Instruction
Leaving out every picture, quote the data below exactly as it appears.

Dataset listings of figures
········

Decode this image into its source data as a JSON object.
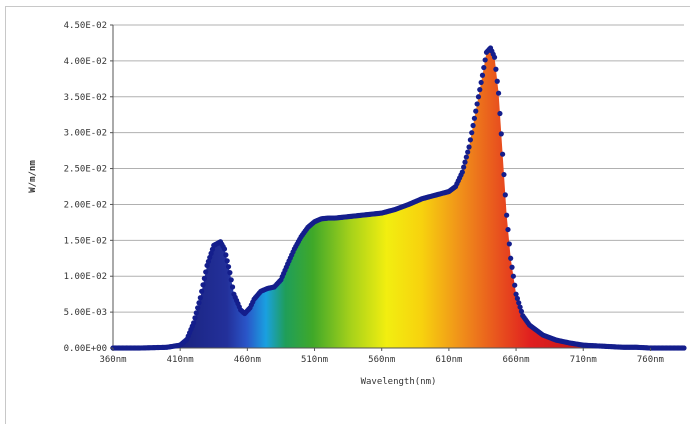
{
  "chart_data": {
    "type": "area",
    "title": "",
    "xlabel": "Wavelength(nm)",
    "ylabel": "W/m/nm",
    "x_ticks": [
      360,
      410,
      460,
      510,
      560,
      610,
      660,
      710,
      760
    ],
    "x_tick_labels": [
      "360nm",
      "410nm",
      "460nm",
      "510nm",
      "560nm",
      "610nm",
      "660nm",
      "710nm",
      "760nm"
    ],
    "xlim": [
      360,
      785
    ],
    "ylim": [
      0,
      0.045
    ],
    "y_ticks": [
      0,
      0.005,
      0.01,
      0.015,
      0.02,
      0.025,
      0.03,
      0.035,
      0.04,
      0.045
    ],
    "y_tick_labels": [
      "0.00E+00",
      "5.00E-03",
      "1.00E-02",
      "1.50E-02",
      "2.00E-02",
      "2.50E-02",
      "3.00E-02",
      "3.50E-02",
      "4.00E-02",
      "4.50E-02"
    ],
    "grid": true,
    "fill": "visible-spectrum gradient",
    "marker_color": "#141e8c",
    "series": [
      {
        "x": [
          360,
          380,
          400,
          410,
          415,
          420,
          425,
          430,
          435,
          440,
          443,
          447,
          450,
          455,
          458,
          462,
          465,
          470,
          475,
          480,
          485,
          490,
          495,
          500,
          505,
          510,
          515,
          520,
          525,
          530,
          540,
          550,
          560,
          570,
          580,
          590,
          600,
          610,
          615,
          620,
          625,
          630,
          635,
          638,
          641,
          644,
          647,
          650,
          653,
          656,
          660,
          665,
          670,
          680,
          690,
          700,
          710,
          720,
          730,
          740,
          750,
          760,
          770,
          785
        ],
        "y": [
          0,
          0,
          0.0001,
          0.0004,
          0.0012,
          0.0035,
          0.007,
          0.0115,
          0.0143,
          0.0148,
          0.0138,
          0.0105,
          0.0075,
          0.0053,
          0.0048,
          0.0056,
          0.0068,
          0.0079,
          0.0083,
          0.0085,
          0.0095,
          0.0117,
          0.0138,
          0.0155,
          0.0168,
          0.0176,
          0.018,
          0.0181,
          0.0181,
          0.0182,
          0.0184,
          0.0186,
          0.0188,
          0.0193,
          0.02,
          0.0208,
          0.0213,
          0.0218,
          0.0225,
          0.0245,
          0.028,
          0.033,
          0.038,
          0.0412,
          0.0418,
          0.0405,
          0.0355,
          0.027,
          0.0185,
          0.0125,
          0.0075,
          0.0045,
          0.0032,
          0.0018,
          0.0011,
          0.0007,
          0.0004,
          0.0003,
          0.0002,
          0.0001,
          0.0001,
          0,
          0,
          0
        ]
      }
    ]
  }
}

········

Solved exercise
Decode this image into its source data as a JSON object.
{
  "chart_data": {
    "type": "area",
    "title": "",
    "xlabel": "Wavelength(nm)",
    "ylabel": "W/m/nm",
    "x_ticks": [
      360,
      410,
      460,
      510,
      560,
      610,
      660,
      710,
      760
    ],
    "x_tick_labels": [
      "360nm",
      "410nm",
      "460nm",
      "510nm",
      "560nm",
      "610nm",
      "660nm",
      "710nm",
      "760nm"
    ],
    "xlim": [
      360,
      785
    ],
    "ylim": [
      0,
      0.045
    ],
    "y_ticks": [
      0,
      0.005,
      0.01,
      0.015,
      0.02,
      0.025,
      0.03,
      0.035,
      0.04,
      0.045
    ],
    "y_tick_labels": [
      "0.00E+00",
      "5.00E-03",
      "1.00E-02",
      "1.50E-02",
      "2.00E-02",
      "2.50E-02",
      "3.00E-02",
      "3.50E-02",
      "4.00E-02",
      "4.50E-02"
    ],
    "grid": true,
    "fill": "visible-spectrum gradient",
    "marker_color": "#141e8c",
    "series": [
      {
        "x": [
          360,
          380,
          400,
          410,
          415,
          420,
          425,
          430,
          435,
          440,
          443,
          447,
          450,
          455,
          458,
          462,
          465,
          470,
          475,
          480,
          485,
          490,
          495,
          500,
          505,
          510,
          515,
          520,
          525,
          530,
          540,
          550,
          560,
          570,
          580,
          590,
          600,
          610,
          615,
          620,
          625,
          630,
          635,
          638,
          641,
          644,
          647,
          650,
          653,
          656,
          660,
          665,
          670,
          680,
          690,
          700,
          710,
          720,
          730,
          740,
          750,
          760,
          770,
          785
        ],
        "y": [
          0,
          0,
          0.0001,
          0.0004,
          0.0012,
          0.0035,
          0.007,
          0.0115,
          0.0143,
          0.0148,
          0.0138,
          0.0105,
          0.0075,
          0.0053,
          0.0048,
          0.0056,
          0.0068,
          0.0079,
          0.0083,
          0.0085,
          0.0095,
          0.0117,
          0.0138,
          0.0155,
          0.0168,
          0.0176,
          0.018,
          0.0181,
          0.0181,
          0.0182,
          0.0184,
          0.0186,
          0.0188,
          0.0193,
          0.02,
          0.0208,
          0.0213,
          0.0218,
          0.0225,
          0.0245,
          0.028,
          0.033,
          0.038,
          0.0412,
          0.0418,
          0.0405,
          0.0355,
          0.027,
          0.0185,
          0.0125,
          0.0075,
          0.0045,
          0.0032,
          0.0018,
          0.0011,
          0.0007,
          0.0004,
          0.0003,
          0.0002,
          0.0001,
          0.0001,
          0,
          0,
          0
        ]
      }
    ]
  }
}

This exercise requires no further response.